Dodging pitfalls when transitioning from academia to industry

February 20, 2021

In 2016 I finished a PhD in neuroscience and made the move to tech. Since then, I’ve worked as a data scientist and product manager in several companies. I’ve also spent a lot of time screening and interviewing candidates for data science roles. 

I frequently receive questions about how to execute this transition successfully. This post is an attempt to summarize my advice. It draws upon help I’ve received from lots of other people who have also made this transition. In particular, I credit the Faculty fellowship with jumpstarting my career in industry, and I highly recommend checking it out if you’re in the UK.

Good reasons to transition

There are lots of other reasons to transition, but I think these two are good reasons.

You like working with other people who are very different to you

Labs vary, but academic science is typically a relatively solitary experience. 

Even when it’s collaborative, you tend to be teaming up with people who have relatively similar outlooks and skillset to you. Sure, maybe you know slightly more about the anterior cingulate cortex and they are more of a basal ganglia guy, but you are basically identical in the grand scheme of things.

If you like working with people with completely different perspectives, industry might be a good fit.


Successful data scientists in industry interact with lots of people who are radically different from themselves, and the best ones relish that. If you like the idea of spending time with people whose skills and outlooks are completely different to yours (designers, sales people, software architects), then you might enjoy working in industry.
───
DIRECTION: In the post above on moving from academia to industry, restate the passage that opens with the words containing "Dodging pitfalls when" and closes with "data science roles.", changing "neuroscience" to "physics".
───
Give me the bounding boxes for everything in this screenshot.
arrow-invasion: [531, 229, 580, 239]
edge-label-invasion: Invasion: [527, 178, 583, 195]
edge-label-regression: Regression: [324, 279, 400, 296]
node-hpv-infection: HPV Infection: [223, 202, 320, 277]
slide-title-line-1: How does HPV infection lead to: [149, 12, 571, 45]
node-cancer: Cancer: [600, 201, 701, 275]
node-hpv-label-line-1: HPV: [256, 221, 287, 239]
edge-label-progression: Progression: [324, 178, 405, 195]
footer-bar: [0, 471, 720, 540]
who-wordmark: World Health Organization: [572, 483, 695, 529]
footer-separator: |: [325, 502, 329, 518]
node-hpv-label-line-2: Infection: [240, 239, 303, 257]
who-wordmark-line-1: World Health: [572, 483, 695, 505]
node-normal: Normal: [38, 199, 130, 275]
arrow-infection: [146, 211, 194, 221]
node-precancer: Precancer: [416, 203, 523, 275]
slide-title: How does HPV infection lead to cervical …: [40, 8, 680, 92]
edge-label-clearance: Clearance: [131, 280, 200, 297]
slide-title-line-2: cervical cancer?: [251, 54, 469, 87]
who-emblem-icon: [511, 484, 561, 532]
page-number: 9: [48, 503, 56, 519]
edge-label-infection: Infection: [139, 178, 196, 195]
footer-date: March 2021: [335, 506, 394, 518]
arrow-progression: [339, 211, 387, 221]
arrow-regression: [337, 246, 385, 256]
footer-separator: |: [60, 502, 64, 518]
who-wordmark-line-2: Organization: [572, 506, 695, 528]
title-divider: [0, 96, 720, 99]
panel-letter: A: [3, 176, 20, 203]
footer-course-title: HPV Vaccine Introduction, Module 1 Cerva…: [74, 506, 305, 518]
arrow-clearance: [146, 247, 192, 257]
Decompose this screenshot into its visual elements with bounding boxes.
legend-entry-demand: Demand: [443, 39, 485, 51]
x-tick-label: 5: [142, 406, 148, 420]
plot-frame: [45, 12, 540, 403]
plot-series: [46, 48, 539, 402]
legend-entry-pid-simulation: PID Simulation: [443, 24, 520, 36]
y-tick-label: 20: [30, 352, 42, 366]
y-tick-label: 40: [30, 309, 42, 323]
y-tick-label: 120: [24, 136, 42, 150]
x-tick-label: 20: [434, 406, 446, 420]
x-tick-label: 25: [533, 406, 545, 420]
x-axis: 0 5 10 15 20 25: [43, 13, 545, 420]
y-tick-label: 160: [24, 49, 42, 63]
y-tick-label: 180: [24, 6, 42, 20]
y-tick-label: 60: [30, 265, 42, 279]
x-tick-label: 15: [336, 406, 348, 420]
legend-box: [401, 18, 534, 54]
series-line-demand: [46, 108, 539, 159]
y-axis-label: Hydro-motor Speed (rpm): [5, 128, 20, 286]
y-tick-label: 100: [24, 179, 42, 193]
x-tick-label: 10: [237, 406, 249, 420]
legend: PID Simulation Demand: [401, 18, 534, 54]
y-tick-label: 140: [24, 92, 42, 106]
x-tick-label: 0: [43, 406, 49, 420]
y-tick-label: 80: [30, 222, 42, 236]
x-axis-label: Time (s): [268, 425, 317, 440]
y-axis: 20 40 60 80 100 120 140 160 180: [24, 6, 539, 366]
───
EXPECTED ANSWER:
Dodging pitfalls when transitioning from academia to industry

February 20, 2021

In 2016 I finished a PhD in physics and made the move to tech. Since then, I’ve worked as a data scientist and product manager in several companies. I’ve also spent a lot of time screening and interviewing candidates for data science roles.